* _WHAT YOU WILL DO_: In the data below, find the line with "OCR this image." and output it along with every later line, exactly, but not the pictures.

--- --- ---

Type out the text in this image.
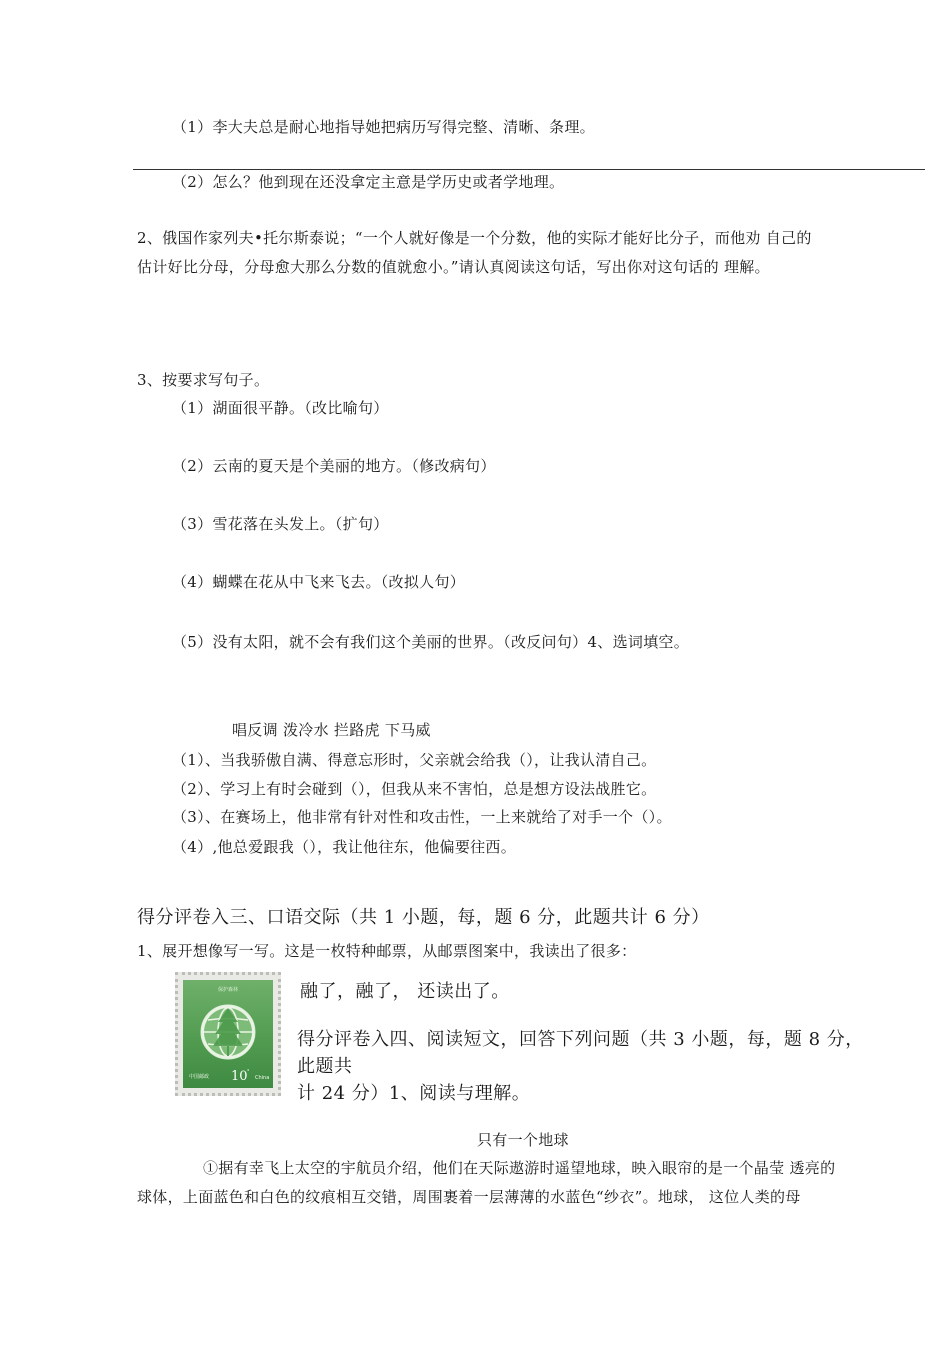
（1）李大夫总是耐心地指导她把病历写得完整、清晰、条理。
（2）怎么？他到现在还没拿定主意是学历史或者学地理。
2、俄国作家列夫•托尔斯泰说；“一个人就好像是一个分数，他的实际才能好比分子，而他劝 自己的
估计好比分母，分母愈大那么分数的值就愈小。”请认真阅读这句话，写出你对这句话的 理解。
3、按要求写句子。
（1）湖面很平静。（改比喻句）
（2）云南的夏天是个美丽的地方。（修改病句）
（3）雪花落在头发上。（扩句）
（4）蝴蝶在花从中飞来飞去。（改拟人句）
（5）没有太阳，就不会有我们这个美丽的世界。（改反问句）4、选词填空。
唱反调 泼冷水 拦路虎 下马威
（1）、当我骄傲自满、得意忘形时，父亲就会给我（），让我认清自己。
（2）、学习上有时会碰到（），但我从来不害怕，总是想方设法战胜它。
（3）、在赛场上，他非常有针对性和攻击性，一上来就给了对手一个（）。
（4）,他总爱跟我（），我让他往东，他偏要往西。
得分评卷入三、口语交际（共 1 小题，每，题 6 分，此题共计 6 分）
1、展开想像写一写。这是一枚特种邮票，从邮票图案中，我读出了很多：
保护森林
中国邮政 10 °
China
融了，融了， 还读出了。
得分评卷入四、阅读短文，回答下列问题（共 3 小题，每，题 8 分，
此题共
计 24 分）1、阅读与理解。
只有一个地球
①据有幸飞上太空的宇航员介绍，他们在天际遨游时遥望地球，映入眼帘的是一个晶莹 透亮的
球体，上面蓝色和白色的纹痕相互交错，周围裹着一层薄薄的水蓝色“纱衣”。地球， 这位人类的母
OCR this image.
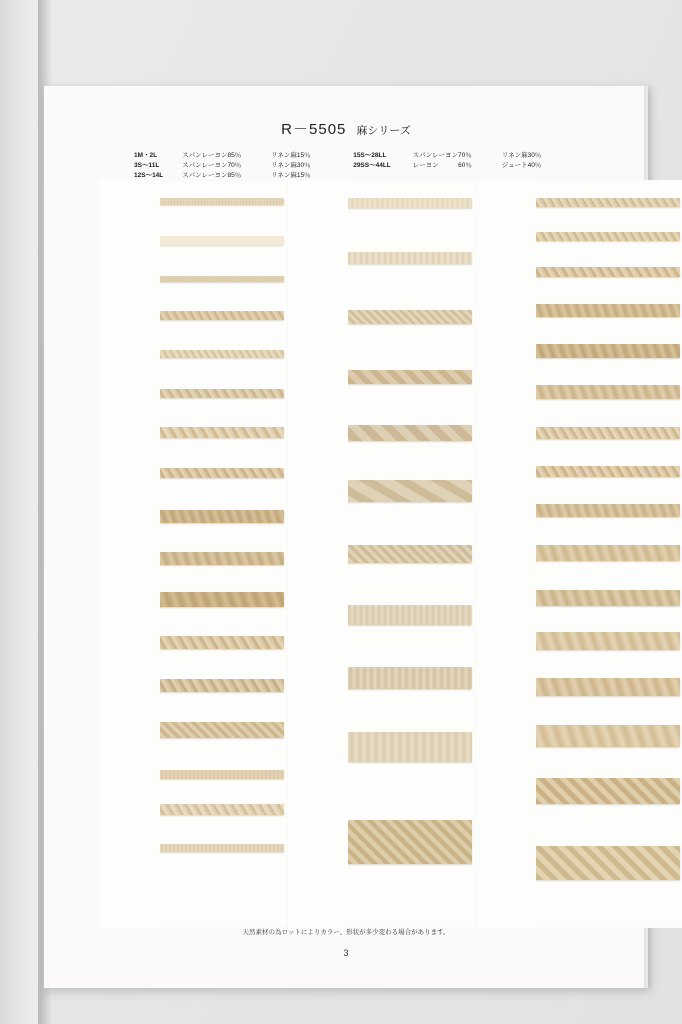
R－5505 麻シリーズ
1M・2L	スパンレーヨン85％	リネン麻15％		15S〜28LL	スパンレーヨン70％	リネン麻30％
3S〜11L	スパンレーヨン70％	リネン麻30％		29SS〜44LL	レーヨン　　　60％	ジュート40％
12S〜14L	スパンレーヨン85％	リネン麻15％				
天然素材の為ロットによりカラー、形状が多少変わる場合があります。
3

--- --- ---

* _OUTPUT BELOW_:
OCR this image.
R－5505 麻シリーズ
1M・2L	スパンレーヨン85％	リネン麻15％		15S〜28LL	スパンレーヨン70％	リネン麻30％
3S〜11L	スパンレーヨン70％	リネン麻30％		29SS〜44LL	レーヨン　　　60％	ジュート40％
12S〜14L	スパンレーヨン85％	リネン麻15％				
天然素材の為ロットによりカラー、形状が多少変わる場合があります。
3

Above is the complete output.